'''

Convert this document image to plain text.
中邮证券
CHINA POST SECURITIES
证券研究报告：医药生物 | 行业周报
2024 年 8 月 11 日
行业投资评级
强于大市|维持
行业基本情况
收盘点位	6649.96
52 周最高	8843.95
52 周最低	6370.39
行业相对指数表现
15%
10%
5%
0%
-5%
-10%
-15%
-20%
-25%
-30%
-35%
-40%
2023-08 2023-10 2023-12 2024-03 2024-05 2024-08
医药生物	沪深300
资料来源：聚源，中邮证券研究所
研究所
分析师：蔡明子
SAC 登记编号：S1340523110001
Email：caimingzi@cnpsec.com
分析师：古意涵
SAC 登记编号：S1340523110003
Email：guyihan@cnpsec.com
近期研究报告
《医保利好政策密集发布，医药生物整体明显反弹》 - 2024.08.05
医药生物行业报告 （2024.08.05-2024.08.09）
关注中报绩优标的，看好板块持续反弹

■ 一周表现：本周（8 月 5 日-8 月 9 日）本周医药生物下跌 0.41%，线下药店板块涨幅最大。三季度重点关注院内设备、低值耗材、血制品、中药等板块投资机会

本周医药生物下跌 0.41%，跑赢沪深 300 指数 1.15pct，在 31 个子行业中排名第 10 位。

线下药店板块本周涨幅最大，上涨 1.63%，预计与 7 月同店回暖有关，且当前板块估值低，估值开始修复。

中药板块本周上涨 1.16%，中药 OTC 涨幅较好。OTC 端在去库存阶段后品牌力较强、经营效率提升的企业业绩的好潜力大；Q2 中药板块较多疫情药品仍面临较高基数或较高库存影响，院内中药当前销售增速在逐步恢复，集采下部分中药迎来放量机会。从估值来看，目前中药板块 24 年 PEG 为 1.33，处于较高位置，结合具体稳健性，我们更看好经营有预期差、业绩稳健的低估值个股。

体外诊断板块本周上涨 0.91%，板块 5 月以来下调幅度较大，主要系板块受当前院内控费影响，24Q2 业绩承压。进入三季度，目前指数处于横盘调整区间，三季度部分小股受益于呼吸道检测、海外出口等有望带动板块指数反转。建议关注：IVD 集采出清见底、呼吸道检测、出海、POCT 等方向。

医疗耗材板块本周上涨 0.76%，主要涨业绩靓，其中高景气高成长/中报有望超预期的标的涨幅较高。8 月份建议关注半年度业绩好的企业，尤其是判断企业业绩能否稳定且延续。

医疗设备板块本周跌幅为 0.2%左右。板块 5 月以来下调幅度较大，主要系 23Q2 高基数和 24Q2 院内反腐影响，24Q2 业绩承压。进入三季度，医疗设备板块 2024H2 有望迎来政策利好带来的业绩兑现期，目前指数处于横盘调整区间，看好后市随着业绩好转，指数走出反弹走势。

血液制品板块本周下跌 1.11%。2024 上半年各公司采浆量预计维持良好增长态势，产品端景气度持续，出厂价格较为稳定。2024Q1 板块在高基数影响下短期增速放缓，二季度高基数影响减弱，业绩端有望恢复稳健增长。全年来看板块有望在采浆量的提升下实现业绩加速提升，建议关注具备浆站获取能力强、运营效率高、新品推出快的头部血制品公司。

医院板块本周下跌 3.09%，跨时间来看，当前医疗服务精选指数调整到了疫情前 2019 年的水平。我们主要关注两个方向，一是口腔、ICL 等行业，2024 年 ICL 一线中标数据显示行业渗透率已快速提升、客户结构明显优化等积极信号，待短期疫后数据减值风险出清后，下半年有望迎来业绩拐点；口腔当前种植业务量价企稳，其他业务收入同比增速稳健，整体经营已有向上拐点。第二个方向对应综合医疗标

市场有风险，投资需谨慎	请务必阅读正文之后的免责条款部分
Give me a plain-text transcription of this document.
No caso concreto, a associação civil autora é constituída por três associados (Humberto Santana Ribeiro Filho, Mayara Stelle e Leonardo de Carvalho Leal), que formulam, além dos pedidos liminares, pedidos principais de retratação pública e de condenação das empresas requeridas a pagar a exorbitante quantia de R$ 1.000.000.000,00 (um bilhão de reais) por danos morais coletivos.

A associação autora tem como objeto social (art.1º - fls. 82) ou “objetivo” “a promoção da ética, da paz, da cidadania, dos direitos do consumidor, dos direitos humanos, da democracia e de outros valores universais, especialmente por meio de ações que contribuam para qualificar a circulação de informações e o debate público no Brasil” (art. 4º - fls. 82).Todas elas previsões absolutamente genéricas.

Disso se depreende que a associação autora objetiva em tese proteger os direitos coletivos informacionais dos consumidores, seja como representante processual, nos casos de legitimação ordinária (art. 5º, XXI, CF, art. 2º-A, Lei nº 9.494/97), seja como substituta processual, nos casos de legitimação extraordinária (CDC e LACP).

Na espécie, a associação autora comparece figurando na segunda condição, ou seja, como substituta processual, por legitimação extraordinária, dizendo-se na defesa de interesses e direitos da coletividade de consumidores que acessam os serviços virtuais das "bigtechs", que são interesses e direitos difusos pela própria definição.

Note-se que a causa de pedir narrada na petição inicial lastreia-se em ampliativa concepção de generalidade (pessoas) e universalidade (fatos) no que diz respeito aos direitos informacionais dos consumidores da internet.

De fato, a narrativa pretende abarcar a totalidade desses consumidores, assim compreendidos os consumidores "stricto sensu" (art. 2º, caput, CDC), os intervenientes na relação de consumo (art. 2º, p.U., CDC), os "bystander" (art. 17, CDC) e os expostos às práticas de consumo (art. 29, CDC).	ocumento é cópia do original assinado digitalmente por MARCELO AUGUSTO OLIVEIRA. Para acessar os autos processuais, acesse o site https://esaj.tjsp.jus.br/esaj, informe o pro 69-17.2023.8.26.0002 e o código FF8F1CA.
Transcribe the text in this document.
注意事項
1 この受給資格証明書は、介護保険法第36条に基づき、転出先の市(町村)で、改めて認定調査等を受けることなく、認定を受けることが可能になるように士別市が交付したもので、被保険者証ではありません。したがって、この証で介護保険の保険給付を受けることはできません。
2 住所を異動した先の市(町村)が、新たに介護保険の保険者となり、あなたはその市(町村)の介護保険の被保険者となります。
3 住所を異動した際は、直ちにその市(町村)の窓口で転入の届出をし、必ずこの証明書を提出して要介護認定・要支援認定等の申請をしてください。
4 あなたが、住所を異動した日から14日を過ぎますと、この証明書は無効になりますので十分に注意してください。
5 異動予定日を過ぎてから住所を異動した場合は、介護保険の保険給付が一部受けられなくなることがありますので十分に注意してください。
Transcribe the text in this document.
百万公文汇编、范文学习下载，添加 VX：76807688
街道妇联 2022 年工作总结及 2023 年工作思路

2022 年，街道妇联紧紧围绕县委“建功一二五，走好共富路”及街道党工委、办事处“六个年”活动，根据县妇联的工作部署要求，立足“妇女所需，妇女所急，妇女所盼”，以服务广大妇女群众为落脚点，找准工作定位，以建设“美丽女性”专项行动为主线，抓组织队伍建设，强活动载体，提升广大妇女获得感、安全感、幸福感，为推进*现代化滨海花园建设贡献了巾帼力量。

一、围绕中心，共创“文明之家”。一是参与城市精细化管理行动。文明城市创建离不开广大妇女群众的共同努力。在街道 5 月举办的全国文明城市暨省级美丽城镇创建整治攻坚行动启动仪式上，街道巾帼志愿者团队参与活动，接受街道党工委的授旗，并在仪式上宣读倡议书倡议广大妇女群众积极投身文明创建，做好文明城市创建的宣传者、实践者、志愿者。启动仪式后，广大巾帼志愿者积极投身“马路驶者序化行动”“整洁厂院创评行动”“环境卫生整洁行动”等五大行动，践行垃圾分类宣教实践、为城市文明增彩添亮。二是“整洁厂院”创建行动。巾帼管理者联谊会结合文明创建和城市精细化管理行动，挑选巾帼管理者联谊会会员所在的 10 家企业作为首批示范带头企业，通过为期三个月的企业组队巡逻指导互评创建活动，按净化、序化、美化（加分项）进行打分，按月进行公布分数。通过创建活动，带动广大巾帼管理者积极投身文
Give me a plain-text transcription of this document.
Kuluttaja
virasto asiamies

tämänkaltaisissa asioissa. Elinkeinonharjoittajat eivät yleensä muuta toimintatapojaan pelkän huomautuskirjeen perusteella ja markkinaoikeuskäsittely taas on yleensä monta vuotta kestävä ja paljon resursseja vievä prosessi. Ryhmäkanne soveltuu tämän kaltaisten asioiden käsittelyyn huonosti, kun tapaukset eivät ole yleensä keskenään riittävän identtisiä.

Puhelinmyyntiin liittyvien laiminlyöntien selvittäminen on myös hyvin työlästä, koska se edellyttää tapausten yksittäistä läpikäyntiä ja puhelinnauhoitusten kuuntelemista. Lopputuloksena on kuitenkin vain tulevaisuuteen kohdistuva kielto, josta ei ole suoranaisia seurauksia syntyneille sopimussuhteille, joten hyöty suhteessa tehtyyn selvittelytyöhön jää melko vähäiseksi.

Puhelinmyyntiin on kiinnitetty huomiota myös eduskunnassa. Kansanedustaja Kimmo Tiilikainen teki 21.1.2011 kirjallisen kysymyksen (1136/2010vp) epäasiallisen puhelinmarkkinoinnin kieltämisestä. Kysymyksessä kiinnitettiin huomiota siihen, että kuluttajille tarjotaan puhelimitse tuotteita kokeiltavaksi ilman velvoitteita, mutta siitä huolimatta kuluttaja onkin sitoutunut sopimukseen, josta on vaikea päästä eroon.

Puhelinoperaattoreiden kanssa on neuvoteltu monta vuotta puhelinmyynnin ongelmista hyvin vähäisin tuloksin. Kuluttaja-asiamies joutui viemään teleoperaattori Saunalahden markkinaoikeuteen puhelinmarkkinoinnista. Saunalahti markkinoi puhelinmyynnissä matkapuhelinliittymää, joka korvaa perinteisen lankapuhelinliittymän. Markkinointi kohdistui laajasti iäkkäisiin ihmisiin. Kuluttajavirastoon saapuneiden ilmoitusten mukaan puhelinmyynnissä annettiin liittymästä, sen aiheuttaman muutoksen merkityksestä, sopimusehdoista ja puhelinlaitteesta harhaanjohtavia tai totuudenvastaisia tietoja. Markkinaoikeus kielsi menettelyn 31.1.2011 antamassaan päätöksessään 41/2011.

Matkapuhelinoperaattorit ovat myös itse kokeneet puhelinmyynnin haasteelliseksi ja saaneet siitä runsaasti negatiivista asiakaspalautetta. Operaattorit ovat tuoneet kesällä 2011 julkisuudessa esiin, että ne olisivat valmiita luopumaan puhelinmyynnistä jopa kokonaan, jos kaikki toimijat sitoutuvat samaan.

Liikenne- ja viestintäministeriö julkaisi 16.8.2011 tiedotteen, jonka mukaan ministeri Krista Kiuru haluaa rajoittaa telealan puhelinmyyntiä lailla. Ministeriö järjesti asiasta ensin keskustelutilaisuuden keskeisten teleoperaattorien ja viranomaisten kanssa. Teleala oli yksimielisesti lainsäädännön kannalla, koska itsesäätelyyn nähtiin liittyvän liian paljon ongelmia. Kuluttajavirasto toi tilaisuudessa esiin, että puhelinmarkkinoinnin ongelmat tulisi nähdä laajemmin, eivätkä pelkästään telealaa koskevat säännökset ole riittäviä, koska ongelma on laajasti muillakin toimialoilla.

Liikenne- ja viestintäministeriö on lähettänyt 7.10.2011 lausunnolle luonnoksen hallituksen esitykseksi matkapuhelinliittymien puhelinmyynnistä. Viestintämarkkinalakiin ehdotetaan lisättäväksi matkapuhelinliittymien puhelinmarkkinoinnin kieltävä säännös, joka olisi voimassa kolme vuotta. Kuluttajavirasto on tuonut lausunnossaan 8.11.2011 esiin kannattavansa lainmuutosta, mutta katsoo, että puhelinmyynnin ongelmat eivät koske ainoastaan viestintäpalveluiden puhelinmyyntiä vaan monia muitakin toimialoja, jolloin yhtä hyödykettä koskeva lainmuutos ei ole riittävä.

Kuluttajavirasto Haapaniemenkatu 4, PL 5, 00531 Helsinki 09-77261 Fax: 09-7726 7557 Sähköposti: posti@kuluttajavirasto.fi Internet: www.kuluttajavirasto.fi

'''

* _Task description_
In the entries above, find lines with "Email" and copy each.

* _Answer for the task_
Email：caimingzi@cnpsec.com
Email：guyihan@cnpsec.com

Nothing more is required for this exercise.